## DESCRIPTION OF THE TASK
How many of the lines below contain "months"? Answer with that number alone.

Collected data entries
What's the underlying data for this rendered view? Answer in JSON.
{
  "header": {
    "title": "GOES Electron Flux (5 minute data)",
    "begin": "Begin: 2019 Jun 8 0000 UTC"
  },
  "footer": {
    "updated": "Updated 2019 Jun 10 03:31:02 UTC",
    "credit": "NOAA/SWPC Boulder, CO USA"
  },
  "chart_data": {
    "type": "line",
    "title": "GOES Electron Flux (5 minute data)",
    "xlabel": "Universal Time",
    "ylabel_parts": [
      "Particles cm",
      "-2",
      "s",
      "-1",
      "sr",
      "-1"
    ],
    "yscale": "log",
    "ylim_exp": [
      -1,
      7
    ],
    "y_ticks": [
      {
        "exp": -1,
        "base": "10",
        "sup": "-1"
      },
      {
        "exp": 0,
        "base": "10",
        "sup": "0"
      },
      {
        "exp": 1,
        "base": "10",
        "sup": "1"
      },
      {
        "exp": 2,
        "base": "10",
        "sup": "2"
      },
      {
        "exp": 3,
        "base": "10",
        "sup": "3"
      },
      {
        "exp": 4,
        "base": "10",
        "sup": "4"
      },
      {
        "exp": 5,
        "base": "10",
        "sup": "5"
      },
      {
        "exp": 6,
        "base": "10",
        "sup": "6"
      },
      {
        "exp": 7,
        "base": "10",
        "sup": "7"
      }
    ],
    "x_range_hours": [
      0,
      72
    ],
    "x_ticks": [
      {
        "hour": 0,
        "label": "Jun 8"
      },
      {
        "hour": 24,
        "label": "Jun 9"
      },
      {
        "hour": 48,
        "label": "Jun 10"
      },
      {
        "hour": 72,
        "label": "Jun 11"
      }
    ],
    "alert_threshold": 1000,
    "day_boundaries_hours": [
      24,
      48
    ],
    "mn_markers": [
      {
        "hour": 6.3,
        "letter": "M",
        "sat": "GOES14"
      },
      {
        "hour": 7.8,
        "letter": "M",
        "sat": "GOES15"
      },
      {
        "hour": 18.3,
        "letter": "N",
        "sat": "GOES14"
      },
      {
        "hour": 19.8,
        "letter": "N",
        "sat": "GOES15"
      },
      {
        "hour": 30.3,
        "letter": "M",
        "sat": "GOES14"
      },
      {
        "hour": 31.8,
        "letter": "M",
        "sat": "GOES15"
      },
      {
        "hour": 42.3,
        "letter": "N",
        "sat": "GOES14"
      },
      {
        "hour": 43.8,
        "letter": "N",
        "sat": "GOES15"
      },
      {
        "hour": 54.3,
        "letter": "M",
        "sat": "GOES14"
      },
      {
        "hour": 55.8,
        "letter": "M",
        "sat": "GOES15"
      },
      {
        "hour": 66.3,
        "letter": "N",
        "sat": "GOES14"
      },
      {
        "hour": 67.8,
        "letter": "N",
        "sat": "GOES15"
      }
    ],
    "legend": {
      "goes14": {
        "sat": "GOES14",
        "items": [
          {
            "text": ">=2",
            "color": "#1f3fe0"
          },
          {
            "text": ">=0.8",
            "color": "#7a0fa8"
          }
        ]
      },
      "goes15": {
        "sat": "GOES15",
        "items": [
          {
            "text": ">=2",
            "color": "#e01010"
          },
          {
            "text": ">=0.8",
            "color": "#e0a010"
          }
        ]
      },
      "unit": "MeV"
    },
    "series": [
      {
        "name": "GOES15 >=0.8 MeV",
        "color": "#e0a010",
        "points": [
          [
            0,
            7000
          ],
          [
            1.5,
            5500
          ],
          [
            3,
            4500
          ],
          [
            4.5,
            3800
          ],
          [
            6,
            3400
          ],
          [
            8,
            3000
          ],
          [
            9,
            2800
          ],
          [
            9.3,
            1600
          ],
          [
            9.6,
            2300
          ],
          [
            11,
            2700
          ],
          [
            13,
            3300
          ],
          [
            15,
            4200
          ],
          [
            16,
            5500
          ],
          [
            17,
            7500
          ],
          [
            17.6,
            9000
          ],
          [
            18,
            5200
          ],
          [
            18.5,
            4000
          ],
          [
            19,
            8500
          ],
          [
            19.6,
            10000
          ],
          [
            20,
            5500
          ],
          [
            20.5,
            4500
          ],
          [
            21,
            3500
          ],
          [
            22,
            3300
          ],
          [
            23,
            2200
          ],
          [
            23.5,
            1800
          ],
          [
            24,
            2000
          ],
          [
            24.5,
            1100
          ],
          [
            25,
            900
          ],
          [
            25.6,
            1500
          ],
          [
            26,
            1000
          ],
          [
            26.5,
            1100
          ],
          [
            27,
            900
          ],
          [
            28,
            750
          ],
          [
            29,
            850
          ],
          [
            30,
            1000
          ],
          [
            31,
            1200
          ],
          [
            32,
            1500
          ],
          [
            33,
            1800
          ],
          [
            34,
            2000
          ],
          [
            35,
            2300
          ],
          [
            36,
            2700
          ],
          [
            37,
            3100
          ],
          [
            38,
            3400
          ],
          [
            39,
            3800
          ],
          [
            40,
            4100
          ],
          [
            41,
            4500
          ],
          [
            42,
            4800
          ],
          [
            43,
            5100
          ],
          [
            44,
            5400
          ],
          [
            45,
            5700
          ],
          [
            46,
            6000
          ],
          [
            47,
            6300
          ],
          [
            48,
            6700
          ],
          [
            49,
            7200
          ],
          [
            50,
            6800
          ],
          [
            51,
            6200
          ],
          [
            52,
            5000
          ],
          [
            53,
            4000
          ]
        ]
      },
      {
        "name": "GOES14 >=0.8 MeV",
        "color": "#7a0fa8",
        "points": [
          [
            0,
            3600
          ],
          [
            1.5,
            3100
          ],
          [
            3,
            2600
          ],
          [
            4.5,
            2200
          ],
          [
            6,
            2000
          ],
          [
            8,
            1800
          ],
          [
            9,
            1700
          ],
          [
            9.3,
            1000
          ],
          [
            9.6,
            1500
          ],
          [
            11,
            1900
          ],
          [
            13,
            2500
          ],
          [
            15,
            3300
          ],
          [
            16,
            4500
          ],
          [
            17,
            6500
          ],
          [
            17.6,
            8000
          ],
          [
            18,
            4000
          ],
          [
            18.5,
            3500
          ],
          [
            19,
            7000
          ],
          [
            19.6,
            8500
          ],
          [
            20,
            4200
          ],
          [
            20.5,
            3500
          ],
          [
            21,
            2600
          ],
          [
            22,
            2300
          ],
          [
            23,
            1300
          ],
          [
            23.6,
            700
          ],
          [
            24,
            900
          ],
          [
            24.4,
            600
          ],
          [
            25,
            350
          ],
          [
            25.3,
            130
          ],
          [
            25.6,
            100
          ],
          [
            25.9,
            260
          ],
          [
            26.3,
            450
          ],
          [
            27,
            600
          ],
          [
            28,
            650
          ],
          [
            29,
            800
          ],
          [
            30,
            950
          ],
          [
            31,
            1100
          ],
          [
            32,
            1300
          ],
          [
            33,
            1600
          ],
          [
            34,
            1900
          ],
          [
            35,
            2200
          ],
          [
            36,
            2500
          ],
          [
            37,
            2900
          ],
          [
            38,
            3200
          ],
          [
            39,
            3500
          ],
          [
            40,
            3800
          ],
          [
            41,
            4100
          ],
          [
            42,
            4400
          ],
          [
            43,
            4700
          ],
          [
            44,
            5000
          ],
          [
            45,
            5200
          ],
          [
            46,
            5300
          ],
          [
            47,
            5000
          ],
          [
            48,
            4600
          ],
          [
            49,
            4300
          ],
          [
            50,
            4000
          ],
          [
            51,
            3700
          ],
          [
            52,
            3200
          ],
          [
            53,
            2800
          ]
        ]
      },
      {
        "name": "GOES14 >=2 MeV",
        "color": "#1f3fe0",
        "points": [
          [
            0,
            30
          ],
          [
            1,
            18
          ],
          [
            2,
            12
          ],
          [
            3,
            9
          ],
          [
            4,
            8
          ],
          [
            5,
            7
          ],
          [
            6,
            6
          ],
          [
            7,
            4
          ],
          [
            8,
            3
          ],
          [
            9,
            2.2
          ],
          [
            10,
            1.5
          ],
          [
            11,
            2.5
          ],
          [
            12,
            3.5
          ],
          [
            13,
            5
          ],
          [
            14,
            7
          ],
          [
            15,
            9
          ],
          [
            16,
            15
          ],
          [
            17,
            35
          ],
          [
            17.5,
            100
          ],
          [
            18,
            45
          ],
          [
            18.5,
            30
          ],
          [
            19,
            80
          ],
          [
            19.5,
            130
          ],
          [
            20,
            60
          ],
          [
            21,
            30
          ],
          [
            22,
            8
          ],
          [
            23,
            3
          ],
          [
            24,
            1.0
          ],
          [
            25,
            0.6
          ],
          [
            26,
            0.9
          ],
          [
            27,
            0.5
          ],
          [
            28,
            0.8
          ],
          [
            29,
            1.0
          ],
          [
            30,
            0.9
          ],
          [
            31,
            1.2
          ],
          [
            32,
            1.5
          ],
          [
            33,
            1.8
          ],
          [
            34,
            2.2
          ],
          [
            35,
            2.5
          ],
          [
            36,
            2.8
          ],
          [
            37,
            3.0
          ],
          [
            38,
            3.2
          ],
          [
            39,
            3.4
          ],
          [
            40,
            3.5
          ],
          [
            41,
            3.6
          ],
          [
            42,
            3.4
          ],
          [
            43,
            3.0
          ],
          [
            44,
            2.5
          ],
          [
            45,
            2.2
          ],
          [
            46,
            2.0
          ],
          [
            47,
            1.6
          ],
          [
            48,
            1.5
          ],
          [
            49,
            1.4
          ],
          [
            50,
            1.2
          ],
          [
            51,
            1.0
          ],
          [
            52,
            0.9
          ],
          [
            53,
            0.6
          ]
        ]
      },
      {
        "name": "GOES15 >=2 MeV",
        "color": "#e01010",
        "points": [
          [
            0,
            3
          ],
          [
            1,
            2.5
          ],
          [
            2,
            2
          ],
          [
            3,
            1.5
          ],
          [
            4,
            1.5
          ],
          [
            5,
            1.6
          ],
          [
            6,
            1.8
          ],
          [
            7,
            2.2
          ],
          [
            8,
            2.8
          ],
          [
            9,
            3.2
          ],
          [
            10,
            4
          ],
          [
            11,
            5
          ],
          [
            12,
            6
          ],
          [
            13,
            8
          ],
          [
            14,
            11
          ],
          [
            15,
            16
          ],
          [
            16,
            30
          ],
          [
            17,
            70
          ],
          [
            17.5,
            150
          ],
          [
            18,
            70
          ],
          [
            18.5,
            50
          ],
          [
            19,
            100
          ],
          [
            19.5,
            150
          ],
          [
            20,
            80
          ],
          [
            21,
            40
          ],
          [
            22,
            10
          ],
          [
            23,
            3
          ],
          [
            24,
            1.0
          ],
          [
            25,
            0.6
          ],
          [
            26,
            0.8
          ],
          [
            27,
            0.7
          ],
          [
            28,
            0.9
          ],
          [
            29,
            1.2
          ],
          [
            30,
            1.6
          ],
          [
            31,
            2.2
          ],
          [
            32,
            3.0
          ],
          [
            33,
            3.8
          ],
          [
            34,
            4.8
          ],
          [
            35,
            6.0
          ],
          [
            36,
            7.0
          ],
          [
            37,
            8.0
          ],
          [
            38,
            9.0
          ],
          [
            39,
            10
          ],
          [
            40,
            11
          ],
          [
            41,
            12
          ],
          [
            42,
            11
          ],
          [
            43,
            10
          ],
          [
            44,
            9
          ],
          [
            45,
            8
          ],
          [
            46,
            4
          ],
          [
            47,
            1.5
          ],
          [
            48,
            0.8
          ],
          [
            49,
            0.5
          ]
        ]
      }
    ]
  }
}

* * *

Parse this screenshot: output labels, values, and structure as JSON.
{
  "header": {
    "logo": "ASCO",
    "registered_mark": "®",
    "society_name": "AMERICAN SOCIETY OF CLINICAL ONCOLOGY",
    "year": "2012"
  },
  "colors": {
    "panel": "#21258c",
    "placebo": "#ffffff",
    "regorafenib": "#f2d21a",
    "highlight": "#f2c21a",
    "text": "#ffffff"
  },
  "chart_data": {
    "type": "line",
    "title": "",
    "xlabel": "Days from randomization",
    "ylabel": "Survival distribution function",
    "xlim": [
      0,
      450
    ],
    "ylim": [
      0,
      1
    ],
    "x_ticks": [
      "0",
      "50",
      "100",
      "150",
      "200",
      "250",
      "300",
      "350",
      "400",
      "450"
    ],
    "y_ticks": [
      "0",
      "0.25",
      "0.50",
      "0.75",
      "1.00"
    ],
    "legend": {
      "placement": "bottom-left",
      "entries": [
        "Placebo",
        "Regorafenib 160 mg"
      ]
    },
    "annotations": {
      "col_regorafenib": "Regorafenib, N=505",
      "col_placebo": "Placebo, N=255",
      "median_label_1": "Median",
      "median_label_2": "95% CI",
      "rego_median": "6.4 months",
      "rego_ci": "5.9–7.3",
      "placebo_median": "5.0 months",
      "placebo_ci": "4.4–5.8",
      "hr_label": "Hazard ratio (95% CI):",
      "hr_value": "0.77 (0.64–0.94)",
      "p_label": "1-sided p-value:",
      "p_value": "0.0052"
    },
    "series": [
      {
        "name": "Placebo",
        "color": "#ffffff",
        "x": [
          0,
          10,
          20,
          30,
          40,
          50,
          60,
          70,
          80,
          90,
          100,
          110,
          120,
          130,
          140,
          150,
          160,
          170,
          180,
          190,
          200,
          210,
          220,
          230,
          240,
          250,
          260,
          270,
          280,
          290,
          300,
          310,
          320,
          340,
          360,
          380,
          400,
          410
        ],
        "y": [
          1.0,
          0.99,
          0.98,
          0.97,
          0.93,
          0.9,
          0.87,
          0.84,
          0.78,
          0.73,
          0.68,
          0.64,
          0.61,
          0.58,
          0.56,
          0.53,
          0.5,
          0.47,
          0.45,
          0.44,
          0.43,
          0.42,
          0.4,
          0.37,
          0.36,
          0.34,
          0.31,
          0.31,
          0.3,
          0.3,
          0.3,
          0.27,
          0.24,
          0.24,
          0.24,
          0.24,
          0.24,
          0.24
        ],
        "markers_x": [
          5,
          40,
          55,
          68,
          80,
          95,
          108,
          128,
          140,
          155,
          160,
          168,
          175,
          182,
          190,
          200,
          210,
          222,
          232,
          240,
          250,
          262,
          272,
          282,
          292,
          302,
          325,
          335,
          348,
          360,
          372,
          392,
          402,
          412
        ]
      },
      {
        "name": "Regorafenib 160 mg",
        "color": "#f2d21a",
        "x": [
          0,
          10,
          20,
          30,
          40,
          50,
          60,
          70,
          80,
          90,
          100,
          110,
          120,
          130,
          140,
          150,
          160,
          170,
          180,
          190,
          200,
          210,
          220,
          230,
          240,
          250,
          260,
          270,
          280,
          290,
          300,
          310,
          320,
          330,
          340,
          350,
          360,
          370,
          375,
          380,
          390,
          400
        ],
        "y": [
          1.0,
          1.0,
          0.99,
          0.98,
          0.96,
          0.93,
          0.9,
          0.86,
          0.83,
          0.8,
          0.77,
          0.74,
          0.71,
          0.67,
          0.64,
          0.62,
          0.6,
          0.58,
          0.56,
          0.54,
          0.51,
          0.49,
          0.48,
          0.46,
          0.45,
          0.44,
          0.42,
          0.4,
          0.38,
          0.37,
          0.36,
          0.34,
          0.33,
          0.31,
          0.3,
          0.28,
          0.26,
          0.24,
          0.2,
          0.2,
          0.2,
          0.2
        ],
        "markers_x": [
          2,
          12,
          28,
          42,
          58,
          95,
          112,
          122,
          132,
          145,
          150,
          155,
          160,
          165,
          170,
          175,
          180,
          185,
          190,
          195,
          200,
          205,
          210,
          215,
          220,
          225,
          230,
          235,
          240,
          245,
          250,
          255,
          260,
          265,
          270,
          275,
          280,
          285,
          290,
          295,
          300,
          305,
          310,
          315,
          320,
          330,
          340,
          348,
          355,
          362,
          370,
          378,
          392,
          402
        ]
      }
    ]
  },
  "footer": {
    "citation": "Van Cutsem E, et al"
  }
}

## SOLUTION BELOW
2